■ WORK TO COMPLETE ■
Every record must appear in the response exactly as given.

+++ PROVIDED MATERIAL

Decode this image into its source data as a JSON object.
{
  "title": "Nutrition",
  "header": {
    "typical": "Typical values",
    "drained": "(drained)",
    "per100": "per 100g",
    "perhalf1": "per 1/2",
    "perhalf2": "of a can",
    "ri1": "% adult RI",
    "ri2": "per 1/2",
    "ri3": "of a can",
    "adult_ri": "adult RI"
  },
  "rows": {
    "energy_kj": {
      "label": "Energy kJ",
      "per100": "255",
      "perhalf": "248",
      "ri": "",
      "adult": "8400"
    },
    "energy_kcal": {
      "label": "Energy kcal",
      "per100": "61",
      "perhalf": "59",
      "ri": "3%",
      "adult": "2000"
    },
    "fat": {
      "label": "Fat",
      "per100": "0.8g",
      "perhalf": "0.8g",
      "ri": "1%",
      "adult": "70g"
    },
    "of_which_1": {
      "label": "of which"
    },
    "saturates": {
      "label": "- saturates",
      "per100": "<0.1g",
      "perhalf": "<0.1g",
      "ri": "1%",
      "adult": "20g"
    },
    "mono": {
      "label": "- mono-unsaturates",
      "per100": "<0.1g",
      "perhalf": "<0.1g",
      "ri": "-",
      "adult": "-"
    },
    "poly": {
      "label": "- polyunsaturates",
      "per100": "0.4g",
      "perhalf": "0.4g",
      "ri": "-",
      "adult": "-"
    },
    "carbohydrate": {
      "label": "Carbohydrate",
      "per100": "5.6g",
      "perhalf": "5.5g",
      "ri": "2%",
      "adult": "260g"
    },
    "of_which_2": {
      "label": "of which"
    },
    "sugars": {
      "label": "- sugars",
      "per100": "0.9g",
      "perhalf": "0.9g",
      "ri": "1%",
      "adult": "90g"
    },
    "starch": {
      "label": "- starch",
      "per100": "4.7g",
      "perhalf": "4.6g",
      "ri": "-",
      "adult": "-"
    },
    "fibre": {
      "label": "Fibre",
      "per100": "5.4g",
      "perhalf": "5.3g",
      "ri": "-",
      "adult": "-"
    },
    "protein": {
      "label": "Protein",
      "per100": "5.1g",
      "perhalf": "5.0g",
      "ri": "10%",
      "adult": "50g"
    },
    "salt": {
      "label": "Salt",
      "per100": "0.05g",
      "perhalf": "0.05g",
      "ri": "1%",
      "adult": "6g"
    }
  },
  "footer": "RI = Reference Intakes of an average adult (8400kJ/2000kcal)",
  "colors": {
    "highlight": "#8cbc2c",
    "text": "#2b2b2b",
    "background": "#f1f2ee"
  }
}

++++++

■ ANSWER TO THE EXERCISE ■
Decode this image into its source data as a JSON object.
{
  "title": "Nutrition",
  "header": {
    "typical": "Typical values",
    "drained": "(drained)",
    "per100": "per 100g",
    "perhalf1": "per 1/2",
    "perhalf2": "of a can",
    "ri1": "% adult RI",
    "ri2": "per 1/2",
    "ri3": "of a can",
    "adult_ri": "adult RI"
  },
  "rows": {
    "energy_kj": {
      "label": "Energy kJ",
      "per100": "255",
      "perhalf": "248",
      "ri": "",
      "adult": "8400"
    },
    "energy_kcal": {
      "label": "Energy kcal",
      "per100": "61",
      "perhalf": "59",
      "ri": "3%",
      "adult": "2000"
    },
    "fat": {
      "label": "Fat",
      "per100": "0.8g",
      "perhalf": "0.8g",
      "ri": "1%",
      "adult": "70g"
    },
    "of_which_1": {
      "label": "of which"
    },
    "saturates": {
      "label": "- saturates",
      "per100": "<0.1g",
      "perhalf": "<0.1g",
      "ri": "1%",
      "adult": "20g"
    },
    "mono": {
      "label": "- mono-unsaturates",
      "per100": "<0.1g",
      "perhalf": "<0.1g",
      "ri": "-",
      "adult": "-"
    },
    "poly": {
      "label": "- polyunsaturates",
      "per100": "0.4g",
      "perhalf": "0.4g",
      "ri": "-",
      "adult": "-"
    },
    "carbohydrate": {
      "label": "Carbohydrate",
      "per100": "5.6g",
      "perhalf": "5.5g",
      "ri": "2%",
      "adult": "260g"
    },
    "of_which_2": {
      "label": "of which"
    },
    "sugars": {
      "label": "- sugars",
      "per100": "0.9g",
      "perhalf": "0.9g",
      "ri": "1%",
      "adult": "90g"
    },
    "starch": {
      "label": "- starch",
      "per100": "4.7g",
      "perhalf": "4.6g",
      "ri": "-",
      "adult": "-"
    },
    "fibre": {
      "label": "Fibre",
      "per100": "5.4g",
      "perhalf": "5.3g",
      "ri": "-",
      "adult": "-"
    },
    "protein": {
      "label": "Protein",
      "per100": "5.1g",
      "perhalf": "5.0g",
      "ri": "10%",
      "adult": "50g"
    },
    "salt": {
      "label": "Salt",
      "per100": "0.05g",
      "perhalf": "0.05g",
      "ri": "1%",
      "adult": "6g"
    }
  },
  "footer": "RI = Reference Intakes of an average adult (8400kJ/2000kcal)",
  "colors": {
    "highlight": "#8cbc2c",
    "text": "#2b2b2b",
    "background": "#f1f2ee"
  }
}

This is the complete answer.